→ **SHORT EXERCISE A**: In the Mother's Day passage, list the ways it suggests for making a celebration of your mom enjoyable for both of you.
→ **SHORT EXERCISE B**: Continue the Mother's Day passage, starting after its final sentence.

→ **SOURCE PASSAGE**:
Some of the ways you can ensure that celebrating your Mom will be an enjoyable time for both of you could be by sharing a meal, creating a memorable day and celebrating the relationship you have now. Mother’s Day is a time when we can say thank you to our mothers for all their care and support in our lives. Our thanks can be given in the form of words or gifts but what is important to most mothers, is the recognition of their role in their family’s life.

As someone who’s been working with people who have dementia for over 10 years, I’ve seen many different ways of Mother’s Day being celebrated, but what has stood out the most for me is when I see family gather together in celebration of their mother. No matter how much the dementia has affected them, the love that they feel at that moment breaks through any barriers and touches their neshama.

At One Kenton Place, Mother’s Day is a really BIG deal! We make sure we plan events so our residents can have a family experience, and provide a positive family atmosphere, so even the resident whose families are not able to visit can still feel that joy of a family experience.

→ **GIVEN MATERIAL**:
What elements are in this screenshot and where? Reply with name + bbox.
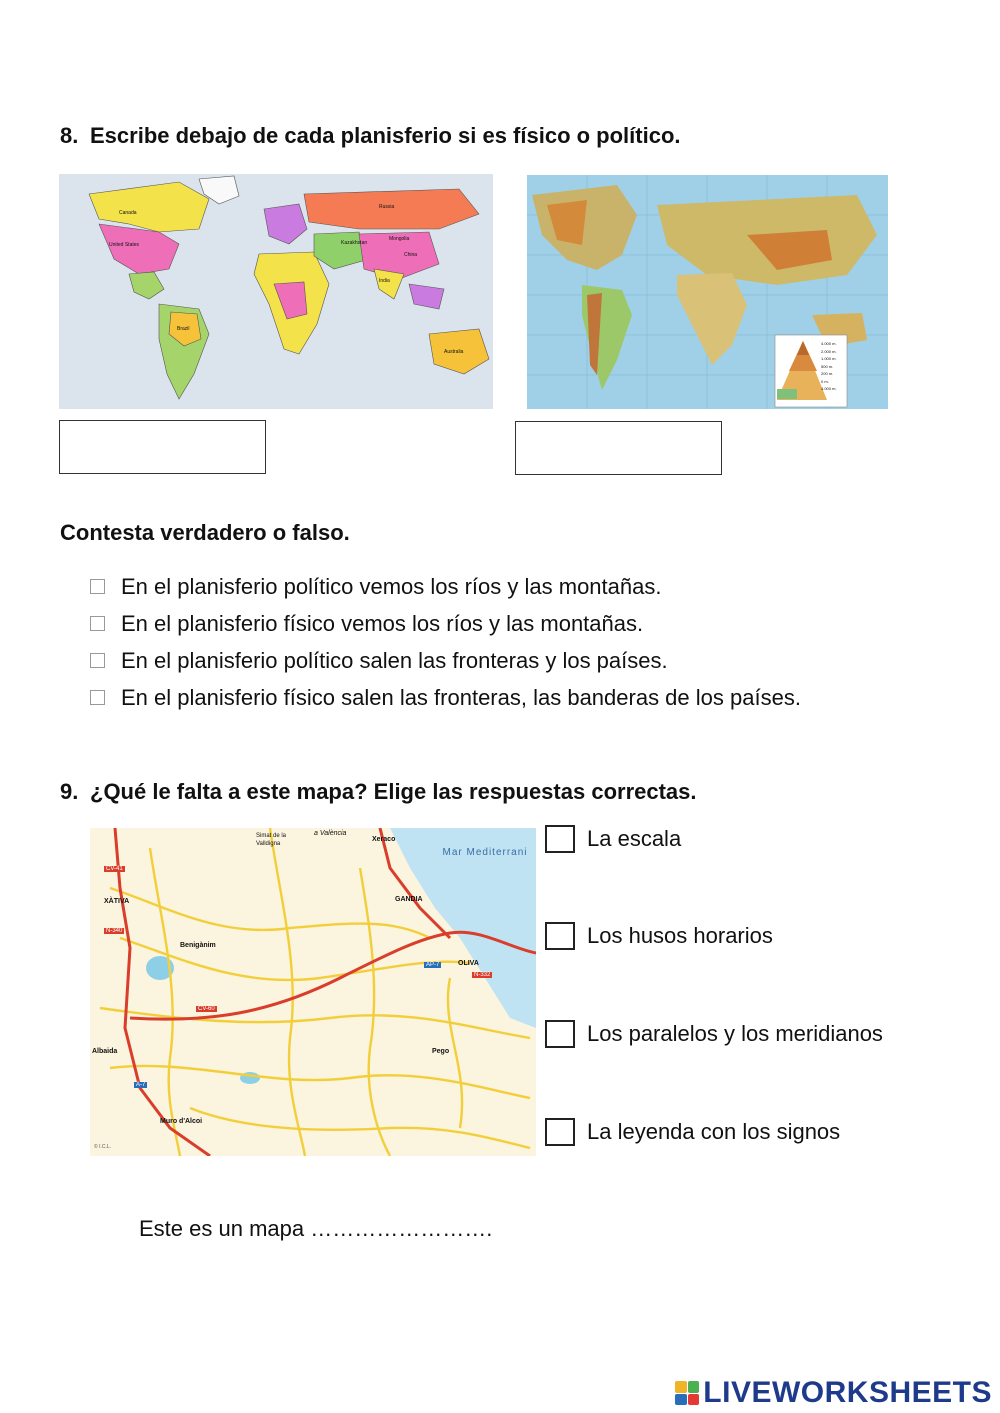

→ **EXPECTED OUTPUT A**:
- Sharing a meal
- Creating a memorable day
- Celebrating the relationship you have now

→ **EXPECTED OUTPUT B**:
While seeing someone you’ve loved all your life slowly slip away from you is understandably traumatic, it’s important to acknowledge that the person who does exist is still a lovable human being in need of compassion. Recognize that whatever its form, you still have a relationship, and that it deserves to be nurtured just like any other relationship.

Regardless of whether your mother may or may not remember you, you can still express love and caring. That remains important and relevant at any stage in life.

Happy Mother’s Day!



Ruth Dayan has almost two decades of experience working in the healthcare industry, with a special focus in Alzheimer’s and Dementia care. Her experience spans across all sectors of healthcare, including the management and day-to-day operations of two large Long Term Care homes. Ruth is a certified Long Term Care Administrator. She also holds certifications in Quality Improvement Facilitation, Alzheimer’s and Dementia Care (Montessori, GPA, Hush no Rush) and Lean Principles.